RECORDS FOR THE EXERCISE:
--------------------------------------------------

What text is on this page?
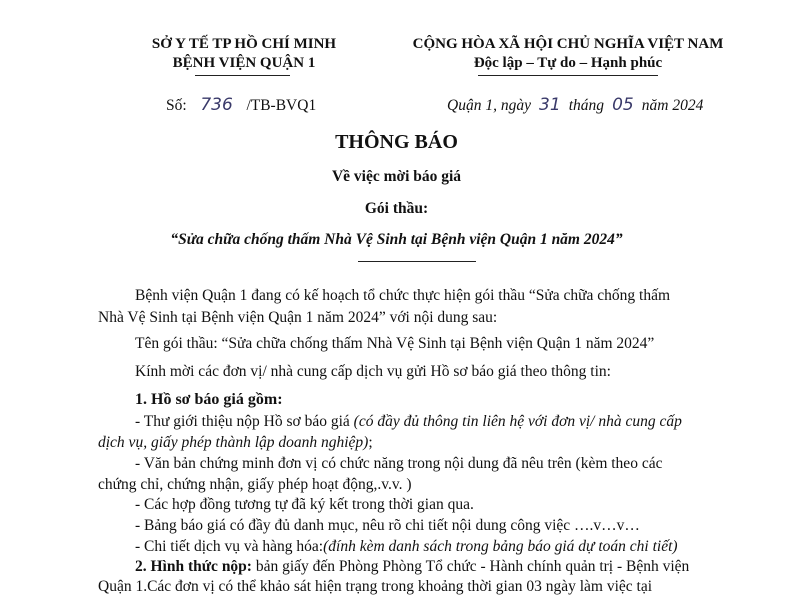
SỞ Y TẾ TP HỒ CHÍ MINH
BỆNH VIỆN QUẬN 1
CỘNG HÒA XÃ HỘI CHỦ NGHĨA VIỆT NAM
Độc lập – Tự do – Hạnh phúc
Số: 736 /TB-BVQ1	Quận 1, ngày 31 tháng 05 năm 2024
THÔNG BÁO
Về việc mời báo giá
Gói thầu:
“Sửa chữa chống thấm Nhà Vệ Sinh tại Bệnh viện Quận 1 năm 2024”
Bệnh viện Quận 1 đang có kế hoạch tổ chức thực hiện gói thầu “Sửa chữa chống thấm
Nhà Vệ Sinh tại Bệnh viện Quận 1 năm 2024” với nội dung sau:
Tên gói thầu: “Sửa chữa chống thấm Nhà Vệ Sinh tại Bệnh viện Quận 1 năm 2024”
Kính mời các đơn vị/ nhà cung cấp dịch vụ gửi Hồ sơ báo giá theo thông tin:
1. Hồ sơ báo giá gồm:
- Thư giới thiệu nộp Hồ sơ báo giá (có đầy đủ thông tin liên hệ với đơn vị/ nhà cung cấp
dịch vụ, giấy phép thành lập doanh nghiệp);
- Văn bản chứng minh đơn vị có chức năng trong nội dung đã nêu trên (kèm theo các
chứng chỉ, chứng nhận, giấy phép hoạt động,.v.v. )
- Các hợp đồng tương tự đã ký kết trong thời gian qua.
- Bảng báo giá có đầy đủ danh mục, nêu rõ chi tiết nội dung công việc ….v…v…
- Chi tiết dịch vụ và hàng hóa:(đính kèm danh sách trong bảng báo giá dự toán chi tiết)
2. Hình thức nộp: bản giấy đến Phòng Phòng Tổ chức - Hành chính quản trị - Bệnh viện
Quận 1.Các đơn vị có thể khảo sát hiện trạng trong khoảng thời gian 03 ngày làm việc tại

--------------------------------------------------

AIM OF THE EXERCISE:
Make an exact copy of the listing above. Do not include the pictures.

RESULT FOR THIS TASK:
What text is on this page?
SỞ Y TẾ TP HỒ CHÍ MINH
BỆNH VIỆN QUẬN 1
CỘNG HÒA XÃ HỘI CHỦ NGHĨA VIỆT NAM
Độc lập – Tự do – Hạnh phúc
Số: 736 /TB-BVQ1	Quận 1, ngày 31 tháng 05 năm 2024
THÔNG BÁO
Về việc mời báo giá
Gói thầu:
“Sửa chữa chống thấm Nhà Vệ Sinh tại Bệnh viện Quận 1 năm 2024”
Bệnh viện Quận 1 đang có kế hoạch tổ chức thực hiện gói thầu “Sửa chữa chống thấm
Nhà Vệ Sinh tại Bệnh viện Quận 1 năm 2024” với nội dung sau:
Tên gói thầu: “Sửa chữa chống thấm Nhà Vệ Sinh tại Bệnh viện Quận 1 năm 2024”
Kính mời các đơn vị/ nhà cung cấp dịch vụ gửi Hồ sơ báo giá theo thông tin:
1. Hồ sơ báo giá gồm:
- Thư giới thiệu nộp Hồ sơ báo giá (có đầy đủ thông tin liên hệ với đơn vị/ nhà cung cấp
dịch vụ, giấy phép thành lập doanh nghiệp);
- Văn bản chứng minh đơn vị có chức năng trong nội dung đã nêu trên (kèm theo các
chứng chỉ, chứng nhận, giấy phép hoạt động,.v.v. )
- Các hợp đồng tương tự đã ký kết trong thời gian qua.
- Bảng báo giá có đầy đủ danh mục, nêu rõ chi tiết nội dung công việc ….v…v…
- Chi tiết dịch vụ và hàng hóa:(đính kèm danh sách trong bảng báo giá dự toán chi tiết)
2. Hình thức nộp: bản giấy đến Phòng Phòng Tổ chức - Hành chính quản trị - Bệnh viện
Quận 1.Các đơn vị có thể khảo sát hiện trạng trong khoảng thời gian 03 ngày làm việc tại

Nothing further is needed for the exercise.